- [ENTRIES SUPPLIED]:
>> begin
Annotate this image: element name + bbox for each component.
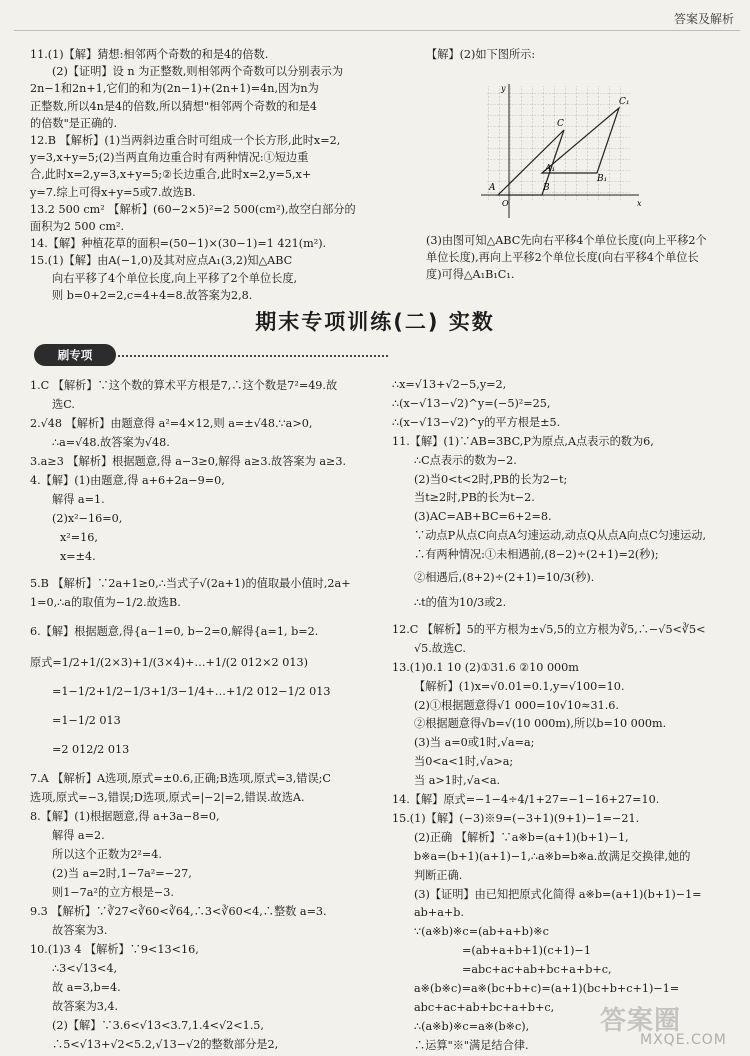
>> end
>> begin
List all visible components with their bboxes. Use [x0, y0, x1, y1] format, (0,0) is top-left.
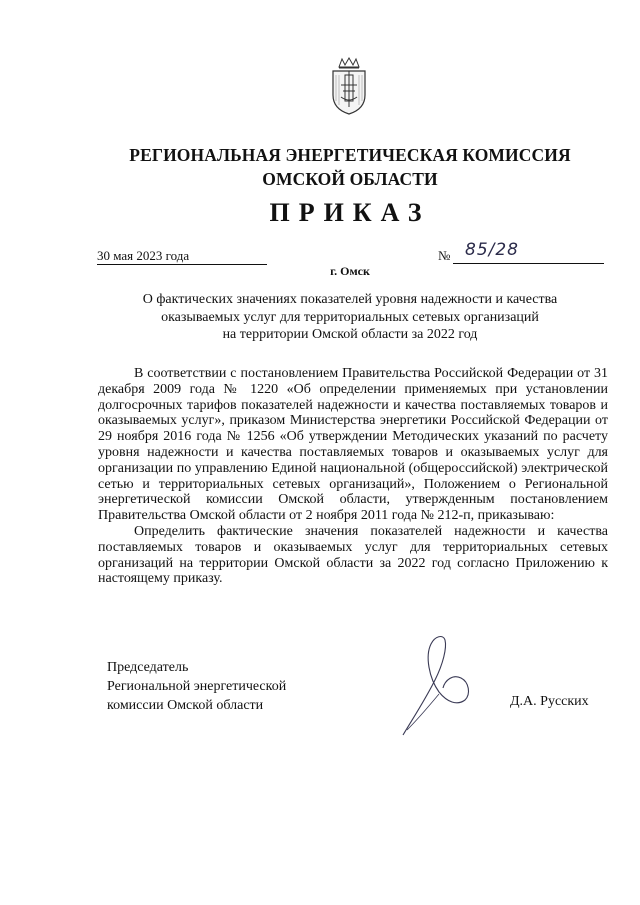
>> end
>> begin
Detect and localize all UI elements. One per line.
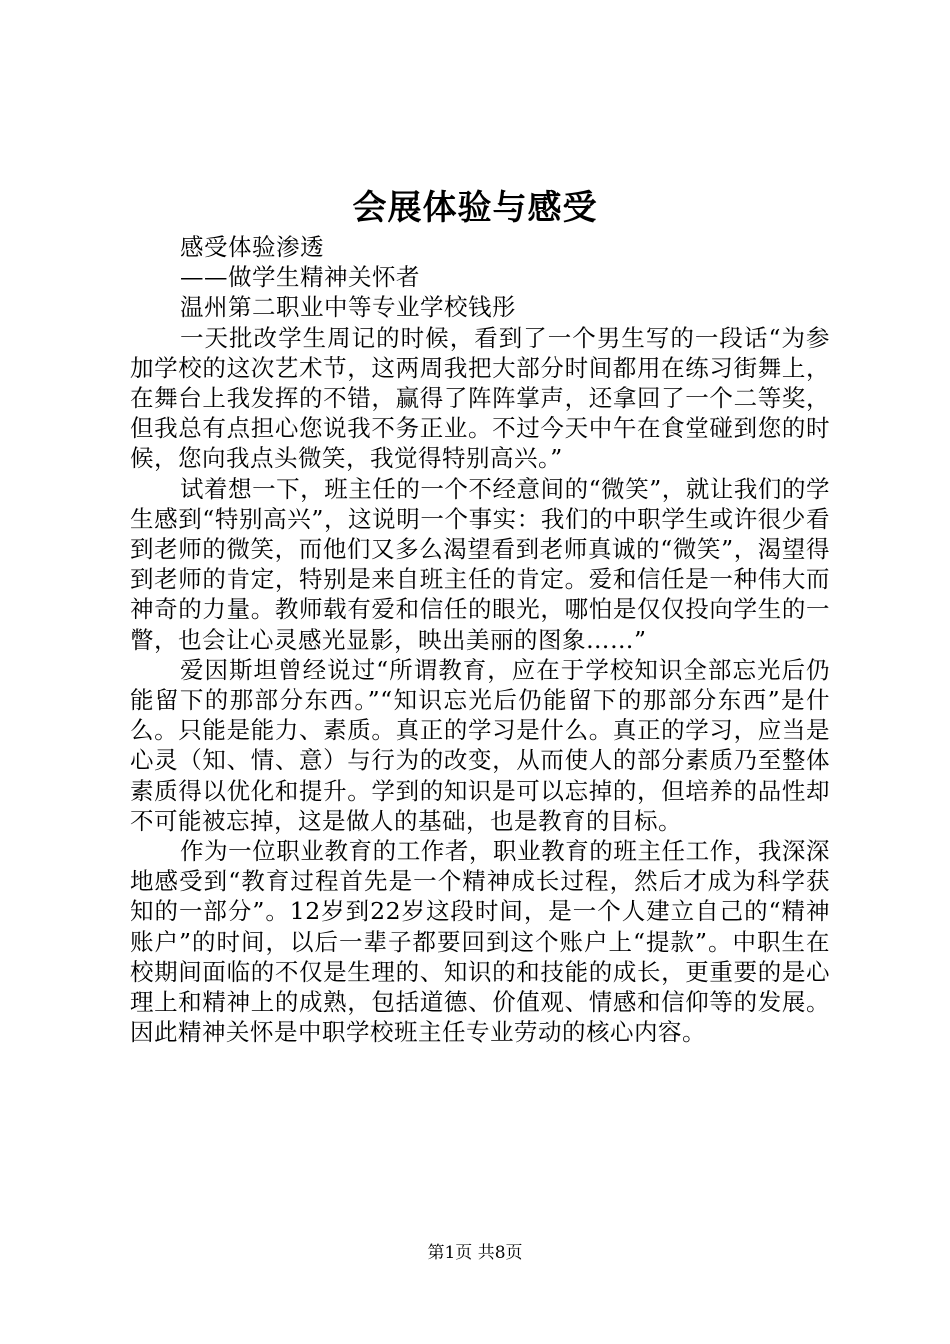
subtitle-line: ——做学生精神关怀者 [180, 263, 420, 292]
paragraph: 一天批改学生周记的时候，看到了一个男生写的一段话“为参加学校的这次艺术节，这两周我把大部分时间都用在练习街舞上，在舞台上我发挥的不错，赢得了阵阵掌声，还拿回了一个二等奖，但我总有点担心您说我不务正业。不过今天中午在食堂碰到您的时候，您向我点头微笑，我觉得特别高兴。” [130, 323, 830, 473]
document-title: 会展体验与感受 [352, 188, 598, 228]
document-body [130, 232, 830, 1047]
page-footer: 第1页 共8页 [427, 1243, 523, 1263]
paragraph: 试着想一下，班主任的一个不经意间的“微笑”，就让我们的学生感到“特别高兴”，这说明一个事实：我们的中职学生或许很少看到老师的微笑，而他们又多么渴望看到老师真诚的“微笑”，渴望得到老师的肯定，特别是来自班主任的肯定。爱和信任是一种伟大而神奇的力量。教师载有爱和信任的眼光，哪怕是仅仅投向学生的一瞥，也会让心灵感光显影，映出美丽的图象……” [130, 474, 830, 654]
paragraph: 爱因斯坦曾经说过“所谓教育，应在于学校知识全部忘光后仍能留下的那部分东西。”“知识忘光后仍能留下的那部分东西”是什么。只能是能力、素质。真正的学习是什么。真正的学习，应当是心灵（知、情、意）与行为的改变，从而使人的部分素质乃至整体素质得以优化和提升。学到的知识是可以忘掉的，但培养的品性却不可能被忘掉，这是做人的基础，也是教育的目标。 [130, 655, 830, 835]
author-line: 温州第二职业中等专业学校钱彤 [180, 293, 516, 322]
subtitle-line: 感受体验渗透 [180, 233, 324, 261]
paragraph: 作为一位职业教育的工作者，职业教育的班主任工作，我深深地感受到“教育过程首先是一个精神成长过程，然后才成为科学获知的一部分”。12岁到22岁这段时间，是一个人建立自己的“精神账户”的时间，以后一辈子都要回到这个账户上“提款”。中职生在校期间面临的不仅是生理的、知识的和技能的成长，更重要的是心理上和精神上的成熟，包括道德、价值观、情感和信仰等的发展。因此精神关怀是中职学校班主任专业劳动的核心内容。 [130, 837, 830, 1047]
>> end
Rewrite the data between the lines holding "Detect and localize" and "document-body [130, 232, 830, 1047]", inclusive, with "subtitle-line" replaced by "subheading-line" and nothing else changed. Omit the pictures from your answer.

- [EXERCISE ANSWER]:
Detect and localize all UI elements. One per line.
subheading-line: ——做学生精神关怀者 [180, 263, 420, 292]
paragraph: 一天批改学生周记的时候，看到了一个男生写的一段话“为参加学校的这次艺术节，这两周我把大部分时间都用在练习街舞上，在舞台上我发挥的不错，赢得了阵阵掌声，还拿回了一个二等奖，但我总有点担心您说我不务正业。不过今天中午在食堂碰到您的时候，您向我点头微笑，我觉得特别高兴。” [130, 323, 830, 473]
document-title: 会展体验与感受 [352, 188, 598, 228]
document-body [130, 232, 830, 1047]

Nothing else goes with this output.